Stated exercise
Wherever "скорость" appears in a line, list that line.
····················
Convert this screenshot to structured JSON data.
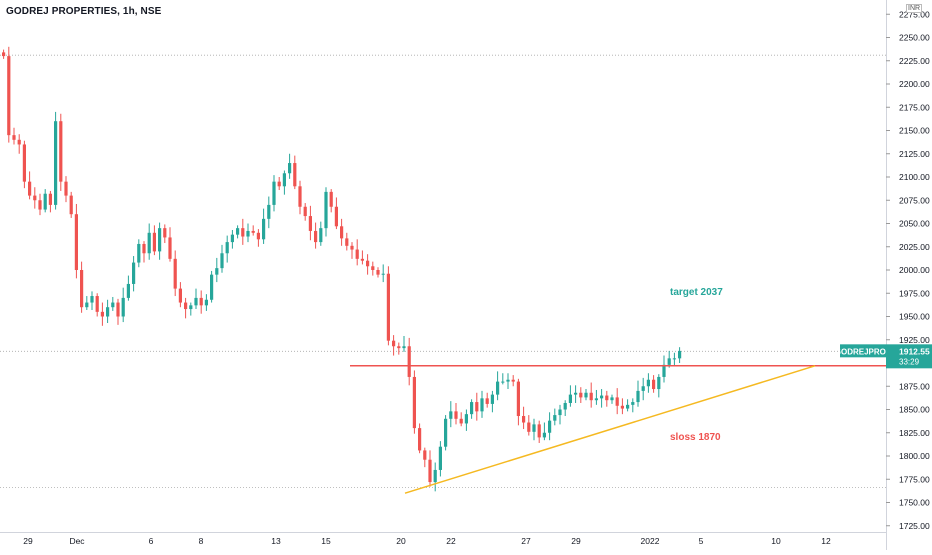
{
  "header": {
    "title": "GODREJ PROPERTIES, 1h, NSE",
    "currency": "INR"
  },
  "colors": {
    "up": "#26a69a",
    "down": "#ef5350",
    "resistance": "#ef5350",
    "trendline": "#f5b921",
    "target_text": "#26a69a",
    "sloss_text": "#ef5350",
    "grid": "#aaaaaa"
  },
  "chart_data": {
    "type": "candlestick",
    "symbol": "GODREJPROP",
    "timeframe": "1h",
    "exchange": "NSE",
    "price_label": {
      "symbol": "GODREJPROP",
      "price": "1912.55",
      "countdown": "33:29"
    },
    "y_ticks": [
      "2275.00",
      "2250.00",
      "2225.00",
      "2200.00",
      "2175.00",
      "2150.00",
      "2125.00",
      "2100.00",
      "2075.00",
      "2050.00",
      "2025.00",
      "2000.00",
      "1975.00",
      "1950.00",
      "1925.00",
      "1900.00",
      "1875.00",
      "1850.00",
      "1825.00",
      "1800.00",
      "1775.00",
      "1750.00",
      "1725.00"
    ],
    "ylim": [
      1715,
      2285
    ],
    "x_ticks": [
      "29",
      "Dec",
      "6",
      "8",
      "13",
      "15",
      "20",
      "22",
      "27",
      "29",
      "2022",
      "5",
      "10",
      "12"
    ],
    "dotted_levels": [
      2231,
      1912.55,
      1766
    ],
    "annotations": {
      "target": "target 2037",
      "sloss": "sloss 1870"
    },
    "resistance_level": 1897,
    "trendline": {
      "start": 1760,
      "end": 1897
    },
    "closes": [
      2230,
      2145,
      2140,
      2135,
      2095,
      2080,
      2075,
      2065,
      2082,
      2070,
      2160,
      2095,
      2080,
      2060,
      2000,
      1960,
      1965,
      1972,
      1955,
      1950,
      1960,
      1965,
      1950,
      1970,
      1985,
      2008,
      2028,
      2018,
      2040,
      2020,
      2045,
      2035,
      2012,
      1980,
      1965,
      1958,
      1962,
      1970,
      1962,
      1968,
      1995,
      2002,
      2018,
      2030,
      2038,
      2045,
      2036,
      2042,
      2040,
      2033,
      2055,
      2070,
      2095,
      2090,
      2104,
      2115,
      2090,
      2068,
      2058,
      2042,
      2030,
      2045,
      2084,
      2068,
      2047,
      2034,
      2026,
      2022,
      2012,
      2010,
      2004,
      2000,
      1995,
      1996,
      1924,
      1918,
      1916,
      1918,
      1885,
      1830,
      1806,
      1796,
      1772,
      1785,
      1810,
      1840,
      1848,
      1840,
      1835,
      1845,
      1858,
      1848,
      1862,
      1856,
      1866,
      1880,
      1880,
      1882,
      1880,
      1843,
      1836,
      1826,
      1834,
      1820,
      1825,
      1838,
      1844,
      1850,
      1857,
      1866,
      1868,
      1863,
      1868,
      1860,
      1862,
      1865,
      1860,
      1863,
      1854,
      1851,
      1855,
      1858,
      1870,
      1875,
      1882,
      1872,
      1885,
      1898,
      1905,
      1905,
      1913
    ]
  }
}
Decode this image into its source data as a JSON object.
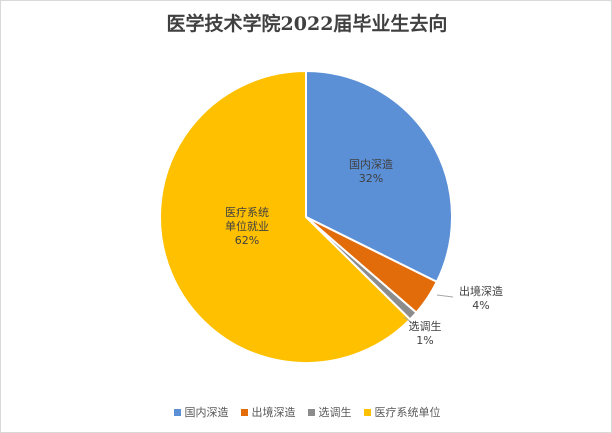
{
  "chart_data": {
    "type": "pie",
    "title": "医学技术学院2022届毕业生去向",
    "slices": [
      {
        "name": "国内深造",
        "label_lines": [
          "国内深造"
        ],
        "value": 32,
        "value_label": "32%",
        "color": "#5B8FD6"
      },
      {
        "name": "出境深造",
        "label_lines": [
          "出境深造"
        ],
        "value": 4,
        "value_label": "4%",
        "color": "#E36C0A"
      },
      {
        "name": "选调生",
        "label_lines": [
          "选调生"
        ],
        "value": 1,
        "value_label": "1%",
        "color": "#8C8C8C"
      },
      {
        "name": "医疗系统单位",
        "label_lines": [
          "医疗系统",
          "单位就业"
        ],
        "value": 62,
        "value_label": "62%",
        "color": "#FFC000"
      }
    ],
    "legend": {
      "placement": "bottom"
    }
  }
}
····················
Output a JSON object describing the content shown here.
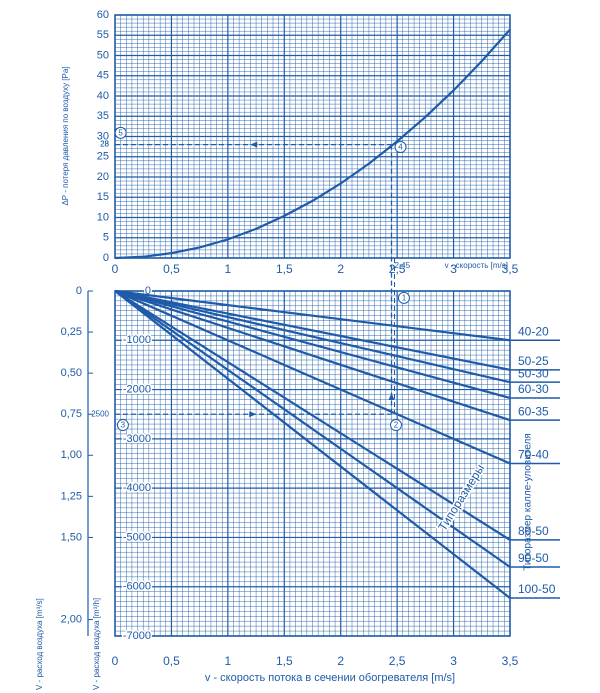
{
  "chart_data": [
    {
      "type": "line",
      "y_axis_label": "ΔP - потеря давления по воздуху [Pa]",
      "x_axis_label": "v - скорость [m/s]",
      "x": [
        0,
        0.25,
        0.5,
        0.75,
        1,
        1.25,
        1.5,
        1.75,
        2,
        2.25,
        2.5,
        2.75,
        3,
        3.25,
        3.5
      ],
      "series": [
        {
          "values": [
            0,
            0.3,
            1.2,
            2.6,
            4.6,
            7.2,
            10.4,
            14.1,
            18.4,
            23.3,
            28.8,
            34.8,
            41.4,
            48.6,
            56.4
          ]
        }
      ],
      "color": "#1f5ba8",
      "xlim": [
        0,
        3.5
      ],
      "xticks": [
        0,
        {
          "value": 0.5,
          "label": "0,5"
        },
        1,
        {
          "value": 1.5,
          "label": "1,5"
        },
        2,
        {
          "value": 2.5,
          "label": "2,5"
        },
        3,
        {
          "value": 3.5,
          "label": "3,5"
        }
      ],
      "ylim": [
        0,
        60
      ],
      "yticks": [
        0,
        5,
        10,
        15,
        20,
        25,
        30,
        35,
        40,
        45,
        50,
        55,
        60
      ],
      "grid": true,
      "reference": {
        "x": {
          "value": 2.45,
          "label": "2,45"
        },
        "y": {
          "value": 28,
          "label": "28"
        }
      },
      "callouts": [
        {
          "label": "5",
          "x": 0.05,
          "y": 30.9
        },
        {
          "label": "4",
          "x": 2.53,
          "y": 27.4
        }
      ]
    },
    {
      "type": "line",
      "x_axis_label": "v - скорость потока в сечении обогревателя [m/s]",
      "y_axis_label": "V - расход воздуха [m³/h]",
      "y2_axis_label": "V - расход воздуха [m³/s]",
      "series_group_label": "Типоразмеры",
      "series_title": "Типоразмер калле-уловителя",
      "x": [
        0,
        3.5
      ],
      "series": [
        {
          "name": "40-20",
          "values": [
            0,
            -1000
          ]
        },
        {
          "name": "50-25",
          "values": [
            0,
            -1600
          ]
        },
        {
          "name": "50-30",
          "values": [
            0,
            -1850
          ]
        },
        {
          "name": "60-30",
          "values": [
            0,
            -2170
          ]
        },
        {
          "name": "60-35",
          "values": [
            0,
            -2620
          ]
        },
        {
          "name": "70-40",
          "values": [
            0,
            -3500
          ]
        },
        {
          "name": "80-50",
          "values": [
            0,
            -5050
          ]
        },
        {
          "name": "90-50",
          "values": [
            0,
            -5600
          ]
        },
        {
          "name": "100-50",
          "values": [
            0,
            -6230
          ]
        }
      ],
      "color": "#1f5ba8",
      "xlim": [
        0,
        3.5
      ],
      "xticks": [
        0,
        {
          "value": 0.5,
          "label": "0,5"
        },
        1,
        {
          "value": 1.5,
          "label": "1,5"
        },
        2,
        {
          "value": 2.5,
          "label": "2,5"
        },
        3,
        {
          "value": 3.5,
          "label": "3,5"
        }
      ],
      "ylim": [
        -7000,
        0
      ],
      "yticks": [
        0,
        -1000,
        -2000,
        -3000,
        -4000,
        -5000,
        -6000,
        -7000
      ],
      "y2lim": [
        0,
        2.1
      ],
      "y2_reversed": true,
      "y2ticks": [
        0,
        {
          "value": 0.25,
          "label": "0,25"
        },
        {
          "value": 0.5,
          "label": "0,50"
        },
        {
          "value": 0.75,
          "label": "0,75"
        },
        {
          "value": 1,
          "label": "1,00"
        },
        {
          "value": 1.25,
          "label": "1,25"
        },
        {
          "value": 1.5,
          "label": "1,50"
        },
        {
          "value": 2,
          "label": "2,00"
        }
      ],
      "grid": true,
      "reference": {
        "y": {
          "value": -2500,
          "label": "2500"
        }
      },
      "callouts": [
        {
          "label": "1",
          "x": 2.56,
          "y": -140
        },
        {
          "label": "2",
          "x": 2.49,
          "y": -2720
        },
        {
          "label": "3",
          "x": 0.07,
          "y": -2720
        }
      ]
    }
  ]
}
····················
Answer to the problem
      "x_axis_label": "v - скорость [m/s]",
      "x_axis_label": "v - скорость потока в сечении обогревателя [m/s]",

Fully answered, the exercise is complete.